Single out the lines of the material that contain "zgodnie" and copy them.

* [Excerpted records]
■ ■ ■ ■
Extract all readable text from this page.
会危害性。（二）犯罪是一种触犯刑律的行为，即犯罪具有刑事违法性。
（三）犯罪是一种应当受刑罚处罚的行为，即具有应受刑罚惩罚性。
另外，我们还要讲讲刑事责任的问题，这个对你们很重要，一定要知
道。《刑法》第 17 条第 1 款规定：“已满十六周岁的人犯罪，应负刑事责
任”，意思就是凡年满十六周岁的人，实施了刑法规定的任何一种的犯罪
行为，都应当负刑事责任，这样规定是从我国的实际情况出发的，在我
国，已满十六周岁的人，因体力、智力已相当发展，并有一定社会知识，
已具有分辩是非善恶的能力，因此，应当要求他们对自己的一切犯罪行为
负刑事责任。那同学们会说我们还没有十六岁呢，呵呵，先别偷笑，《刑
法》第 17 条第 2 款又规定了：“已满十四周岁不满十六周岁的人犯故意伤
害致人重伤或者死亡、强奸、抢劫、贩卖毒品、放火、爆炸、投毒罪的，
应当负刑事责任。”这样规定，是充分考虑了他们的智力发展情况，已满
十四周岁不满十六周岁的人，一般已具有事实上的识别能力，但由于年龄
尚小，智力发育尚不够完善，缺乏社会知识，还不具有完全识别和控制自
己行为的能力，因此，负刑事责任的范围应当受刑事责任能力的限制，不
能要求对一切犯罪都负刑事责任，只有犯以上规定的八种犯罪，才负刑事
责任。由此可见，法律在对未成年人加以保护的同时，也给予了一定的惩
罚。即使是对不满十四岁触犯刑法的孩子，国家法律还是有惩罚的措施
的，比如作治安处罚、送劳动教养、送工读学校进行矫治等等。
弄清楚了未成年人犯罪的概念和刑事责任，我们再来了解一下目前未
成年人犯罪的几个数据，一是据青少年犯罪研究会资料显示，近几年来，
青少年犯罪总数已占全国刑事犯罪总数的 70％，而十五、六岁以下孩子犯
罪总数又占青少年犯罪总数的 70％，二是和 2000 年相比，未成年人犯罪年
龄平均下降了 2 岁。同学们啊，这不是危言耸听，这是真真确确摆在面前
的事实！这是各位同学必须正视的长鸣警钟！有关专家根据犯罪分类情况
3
■ ■ ■ ■
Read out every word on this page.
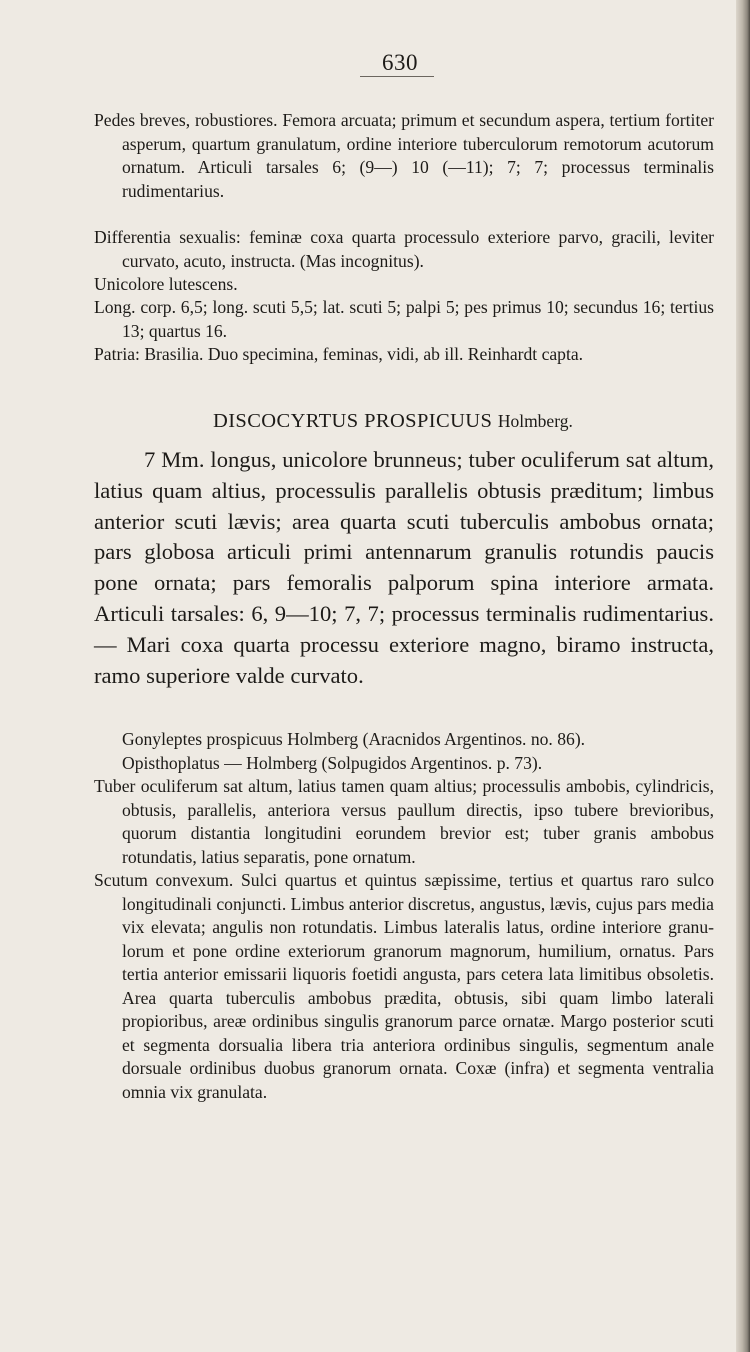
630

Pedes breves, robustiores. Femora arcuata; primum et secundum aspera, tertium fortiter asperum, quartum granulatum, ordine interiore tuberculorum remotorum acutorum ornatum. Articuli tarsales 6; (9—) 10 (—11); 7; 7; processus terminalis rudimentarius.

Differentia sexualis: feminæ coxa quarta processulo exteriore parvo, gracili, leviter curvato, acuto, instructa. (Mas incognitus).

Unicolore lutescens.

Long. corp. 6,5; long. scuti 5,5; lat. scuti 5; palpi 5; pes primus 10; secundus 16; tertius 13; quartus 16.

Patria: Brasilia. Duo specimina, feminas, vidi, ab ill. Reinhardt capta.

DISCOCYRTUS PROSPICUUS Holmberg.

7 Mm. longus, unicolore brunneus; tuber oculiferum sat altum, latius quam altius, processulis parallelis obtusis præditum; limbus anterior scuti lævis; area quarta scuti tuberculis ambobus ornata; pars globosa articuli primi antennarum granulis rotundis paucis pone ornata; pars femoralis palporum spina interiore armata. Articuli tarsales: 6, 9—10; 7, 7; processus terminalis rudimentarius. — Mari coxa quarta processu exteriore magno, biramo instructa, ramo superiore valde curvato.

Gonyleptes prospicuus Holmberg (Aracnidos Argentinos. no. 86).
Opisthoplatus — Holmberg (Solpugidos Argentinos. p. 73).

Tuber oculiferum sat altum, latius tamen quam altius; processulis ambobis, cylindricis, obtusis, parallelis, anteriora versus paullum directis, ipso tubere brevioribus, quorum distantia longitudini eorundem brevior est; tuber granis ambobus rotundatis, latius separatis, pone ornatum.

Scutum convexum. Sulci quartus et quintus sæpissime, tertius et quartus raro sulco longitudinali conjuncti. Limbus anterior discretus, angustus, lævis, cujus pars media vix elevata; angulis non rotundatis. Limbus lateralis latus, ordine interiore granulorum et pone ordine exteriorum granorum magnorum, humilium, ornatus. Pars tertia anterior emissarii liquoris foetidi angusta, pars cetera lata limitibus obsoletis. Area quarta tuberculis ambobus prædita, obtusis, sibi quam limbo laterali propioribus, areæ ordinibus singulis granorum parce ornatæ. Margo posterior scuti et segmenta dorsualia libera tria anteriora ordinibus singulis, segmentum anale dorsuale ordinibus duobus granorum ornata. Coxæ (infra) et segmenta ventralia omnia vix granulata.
■ ■ ■ ■
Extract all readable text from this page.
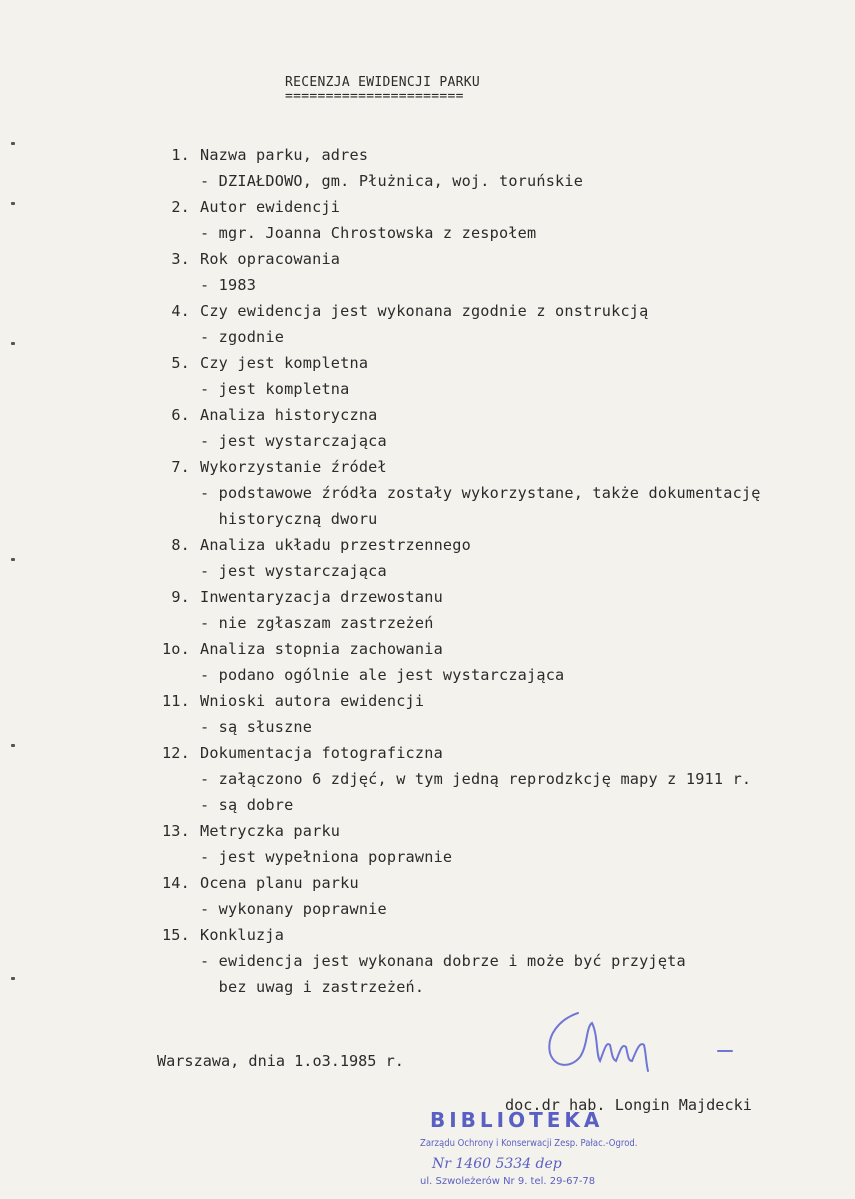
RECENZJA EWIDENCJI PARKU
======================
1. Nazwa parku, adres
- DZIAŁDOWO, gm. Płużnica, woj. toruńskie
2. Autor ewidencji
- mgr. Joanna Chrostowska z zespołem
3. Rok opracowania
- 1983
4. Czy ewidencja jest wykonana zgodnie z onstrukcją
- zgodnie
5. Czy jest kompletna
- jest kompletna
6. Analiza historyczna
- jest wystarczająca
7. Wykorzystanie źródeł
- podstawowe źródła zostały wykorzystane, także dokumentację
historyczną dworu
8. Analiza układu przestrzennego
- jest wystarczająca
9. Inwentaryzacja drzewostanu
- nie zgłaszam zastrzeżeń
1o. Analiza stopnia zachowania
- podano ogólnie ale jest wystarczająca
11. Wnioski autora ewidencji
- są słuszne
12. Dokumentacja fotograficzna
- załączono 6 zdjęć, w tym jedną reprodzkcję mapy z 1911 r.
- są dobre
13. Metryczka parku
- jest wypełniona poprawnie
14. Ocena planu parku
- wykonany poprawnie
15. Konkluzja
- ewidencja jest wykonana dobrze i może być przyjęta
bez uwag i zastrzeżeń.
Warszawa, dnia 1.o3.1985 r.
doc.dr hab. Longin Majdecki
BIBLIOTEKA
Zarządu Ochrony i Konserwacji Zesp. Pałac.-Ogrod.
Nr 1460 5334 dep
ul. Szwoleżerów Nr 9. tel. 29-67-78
■ ■ ■ ■
* [Task response]
4. Czy ewidencja jest wykonana zgodnie z onstrukcją
- zgodnie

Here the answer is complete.